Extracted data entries
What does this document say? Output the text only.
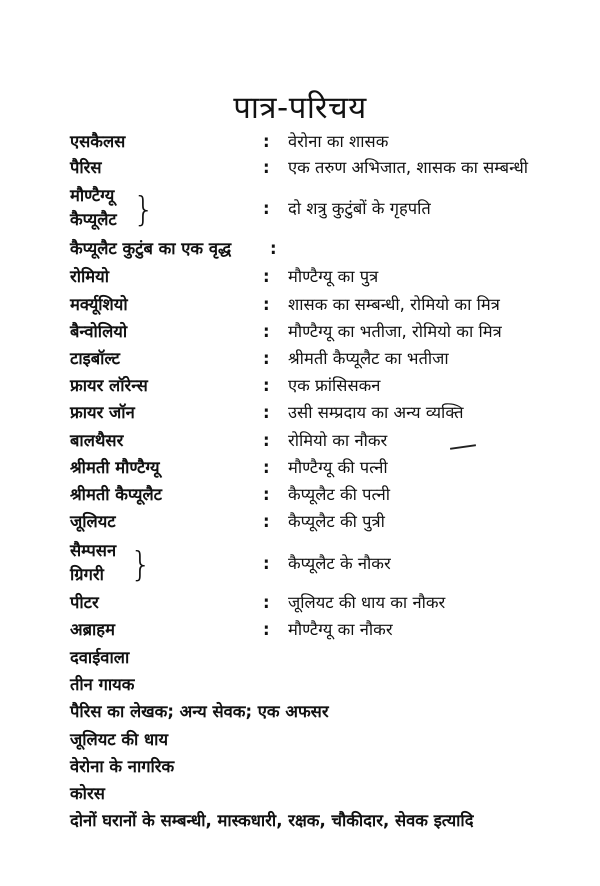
पात्र-परिचय
एसकैलस	: वेरोना का शासक
पैरिस	: एक तरुण अभिजात, शासक का सम्बन्धी
मौण्टैग्यू
कैप्यूलैट }	: दो शत्रु कुटुंबों के गृहपति
कैप्यूलैट कुटुंब का एक वृद्ध :
रोमियो	: मौण्टैग्यू का पुत्र
मर्क्यूशियो	: शासक का सम्बन्धी, रोमियो का मित्र
बैन्वोलियो	: मौण्टैग्यू का भतीजा, रोमियो का मित्र
टाइबॉल्ट	: श्रीमती कैप्यूलैट का भतीजा
फ्रायर लॉरेन्स	: एक फ्रांसिसकन
फ्रायर जॉन	: उसी सम्प्रदाय का अन्य व्यक्ति
बालथैसर	: रोमियो का नौकर
श्रीमती मौण्टैग्यू	: मौण्टैग्यू की पत्नी
श्रीमती कैप्यूलैट	: कैप्यूलैट की पत्नी
जूलियट	: कैप्यूलैट की पुत्री
सैम्पसन
ग्रिगरी }	: कैप्यूलैट के नौकर
पीटर	: जूलियट की धाय का नौकर
अब्राहम	: मौण्टैग्यू का नौकर
दवाईवाला
तीन गायक
पैरिस का लेखक; अन्य सेवक; एक अफसर
जूलियट की धाय
वेरोना के नागरिक
कोरस
दोनों घरानों के सम्बन्धी, मास्कधारी, रक्षक, चौकीदार, सेवक इत्यादि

• [Description of the task]: Exactly reproduce the entries above, minus the pictures.

• [The result]:
What does this document say? Output the text only.
पात्र-परिचय
एसकैलस	: वेरोना का शासक
पैरिस	: एक तरुण अभिजात, शासक का सम्बन्धी
मौण्टैग्यू
कैप्यूलैट }	: दो शत्रु कुटुंबों के गृहपति
कैप्यूलैट कुटुंब का एक वृद्ध :
रोमियो	: मौण्टैग्यू का पुत्र
मर्क्यूशियो	: शासक का सम्बन्धी, रोमियो का मित्र
बैन्वोलियो	: मौण्टैग्यू का भतीजा, रोमियो का मित्र
टाइबॉल्ट	: श्रीमती कैप्यूलैट का भतीजा
फ्रायर लॉरेन्स	: एक फ्रांसिसकन
फ्रायर जॉन	: उसी सम्प्रदाय का अन्य व्यक्ति
बालथैसर	: रोमियो का नौकर
श्रीमती मौण्टैग्यू	: मौण्टैग्यू की पत्नी
श्रीमती कैप्यूलैट	: कैप्यूलैट की पत्नी
जूलियट	: कैप्यूलैट की पुत्री
सैम्पसन
ग्रिगरी }	: कैप्यूलैट के नौकर
पीटर	: जूलियट की धाय का नौकर
अब्राहम	: मौण्टैग्यू का नौकर
दवाईवाला
तीन गायक
पैरिस का लेखक; अन्य सेवक; एक अफसर
जूलियट की धाय
वेरोना के नागरिक
कोरस
दोनों घरानों के सम्बन्धी, मास्कधारी, रक्षक, चौकीदार, सेवक इत्यादि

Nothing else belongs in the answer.